[GIVEN TASK]
Give the entries back exactly, dropping each image.

[Dataset excerpt]
--- --- ---
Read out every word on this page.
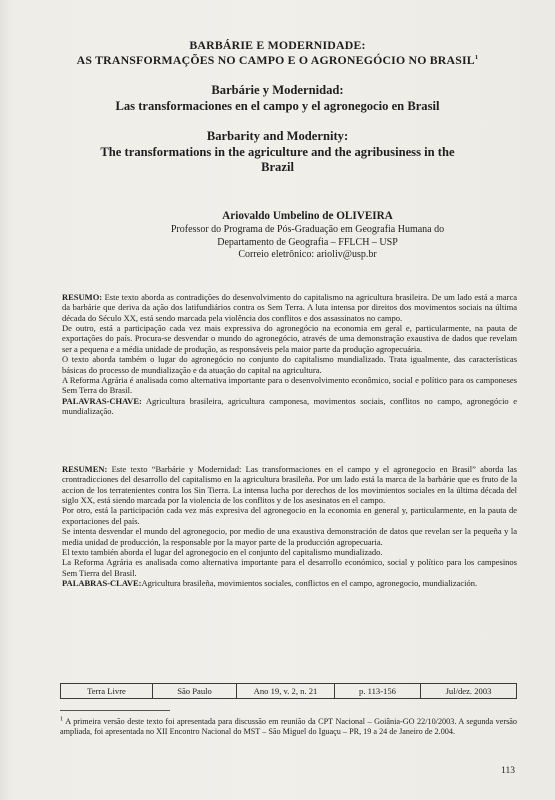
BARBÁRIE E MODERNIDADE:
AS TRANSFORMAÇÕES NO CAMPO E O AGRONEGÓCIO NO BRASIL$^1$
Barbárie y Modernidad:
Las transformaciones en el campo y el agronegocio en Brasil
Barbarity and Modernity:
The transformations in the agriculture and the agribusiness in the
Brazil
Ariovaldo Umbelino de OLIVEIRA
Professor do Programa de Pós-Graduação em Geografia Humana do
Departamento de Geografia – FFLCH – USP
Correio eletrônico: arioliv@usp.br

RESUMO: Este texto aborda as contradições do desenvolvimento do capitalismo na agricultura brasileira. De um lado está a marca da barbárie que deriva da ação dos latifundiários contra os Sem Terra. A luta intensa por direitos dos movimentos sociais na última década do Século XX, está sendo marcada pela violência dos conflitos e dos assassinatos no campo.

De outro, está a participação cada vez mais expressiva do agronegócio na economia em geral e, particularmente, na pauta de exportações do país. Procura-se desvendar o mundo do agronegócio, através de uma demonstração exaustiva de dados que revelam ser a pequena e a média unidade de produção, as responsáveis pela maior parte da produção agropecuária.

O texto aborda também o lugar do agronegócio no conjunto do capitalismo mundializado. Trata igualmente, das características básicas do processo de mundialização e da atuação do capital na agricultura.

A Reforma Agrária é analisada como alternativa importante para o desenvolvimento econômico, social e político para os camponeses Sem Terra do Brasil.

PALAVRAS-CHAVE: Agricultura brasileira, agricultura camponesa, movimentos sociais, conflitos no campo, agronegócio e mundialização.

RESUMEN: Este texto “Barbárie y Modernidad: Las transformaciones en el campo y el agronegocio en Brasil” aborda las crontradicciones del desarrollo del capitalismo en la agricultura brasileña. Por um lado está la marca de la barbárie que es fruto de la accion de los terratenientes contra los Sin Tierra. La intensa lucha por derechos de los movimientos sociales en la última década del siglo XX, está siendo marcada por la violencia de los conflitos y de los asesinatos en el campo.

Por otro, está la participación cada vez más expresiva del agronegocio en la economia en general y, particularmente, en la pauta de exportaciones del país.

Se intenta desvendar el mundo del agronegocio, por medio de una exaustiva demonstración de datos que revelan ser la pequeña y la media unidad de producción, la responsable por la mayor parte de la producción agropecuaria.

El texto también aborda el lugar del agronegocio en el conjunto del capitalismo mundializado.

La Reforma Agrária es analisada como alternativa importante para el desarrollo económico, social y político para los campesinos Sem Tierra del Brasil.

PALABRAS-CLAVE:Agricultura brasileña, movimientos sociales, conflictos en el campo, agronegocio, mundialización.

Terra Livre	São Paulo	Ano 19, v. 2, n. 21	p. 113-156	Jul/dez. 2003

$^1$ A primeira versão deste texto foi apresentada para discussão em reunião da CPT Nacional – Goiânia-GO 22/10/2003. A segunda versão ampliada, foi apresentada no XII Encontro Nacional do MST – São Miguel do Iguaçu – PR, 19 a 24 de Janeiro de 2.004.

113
--- --- ---
[WRITTEN ANSWER]
Read out every word on this page.
BARBÁRIE E MODERNIDADE:
AS TRANSFORMAÇÕES NO CAMPO E O AGRONEGÓCIO NO BRASIL$^1$
Barbárie y Modernidad:
Las transformaciones en el campo y el agronegocio en Brasil
Barbarity and Modernity:
The transformations in the agriculture and the agribusiness in the
Brazil
Ariovaldo Umbelino de OLIVEIRA
Professor do Programa de Pós-Graduação em Geografia Humana do
Departamento de Geografia – FFLCH – USP
Correio eletrônico: arioliv@usp.br

RESUMO: Este texto aborda as contradições do desenvolvimento do capitalismo na agricultura brasileira. De um lado está a marca da barbárie que deriva da ação dos latifundiários contra os Sem Terra. A luta intensa por direitos dos movimentos sociais na última década do Século XX, está sendo marcada pela violência dos conflitos e dos assassinatos no campo.

De outro, está a participação cada vez mais expressiva do agronegócio na economia em geral e, particularmente, na pauta de exportações do país. Procura-se desvendar o mundo do agronegócio, através de uma demonstração exaustiva de dados que revelam ser a pequena e a média unidade de produção, as responsáveis pela maior parte da produção agropecuária.

O texto aborda também o lugar do agronegócio no conjunto do capitalismo mundializado. Trata igualmente, das características básicas do processo de mundialização e da atuação do capital na agricultura.

A Reforma Agrária é analisada como alternativa importante para o desenvolvimento econômico, social e político para os camponeses Sem Terra do Brasil.

PALAVRAS-CHAVE: Agricultura brasileira, agricultura camponesa, movimentos sociais, conflitos no campo, agronegócio e mundialização.

RESUMEN: Este texto “Barbárie y Modernidad: Las transformaciones en el campo y el agronegocio en Brasil” aborda las crontradicciones del desarrollo del capitalismo en la agricultura brasileña. Por um lado está la marca de la barbárie que es fruto de la accion de los terratenientes contra los Sin Tierra. La intensa lucha por derechos de los movimientos sociales en la última década del siglo XX, está siendo marcada por la violencia de los conflitos y de los asesinatos en el campo.

Por otro, está la participación cada vez más expresiva del agronegocio en la economia en general y, particularmente, en la pauta de exportaciones del país.

Se intenta desvendar el mundo del agronegocio, por medio de una exaustiva demonstración de datos que revelan ser la pequeña y la media unidad de producción, la responsable por la mayor parte de la producción agropecuaria.

El texto también aborda el lugar del agronegocio en el conjunto del capitalismo mundializado.

La Reforma Agrária es analisada como alternativa importante para el desarrollo económico, social y político para los campesinos Sem Tierra del Brasil.

PALABRAS-CLAVE:Agricultura brasileña, movimientos sociales, conflictos en el campo, agronegocio, mundialización.

Terra Livre	São Paulo	Ano 19, v. 2, n. 21	p. 113-156	Jul/dez. 2003

$^1$ A primeira versão deste texto foi apresentada para discussão em reunião da CPT Nacional – Goiânia-GO 22/10/2003. A segunda versão ampliada, foi apresentada no XII Encontro Nacional do MST – São Miguel do Iguaçu – PR, 19 a 24 de Janeiro de 2.004.

113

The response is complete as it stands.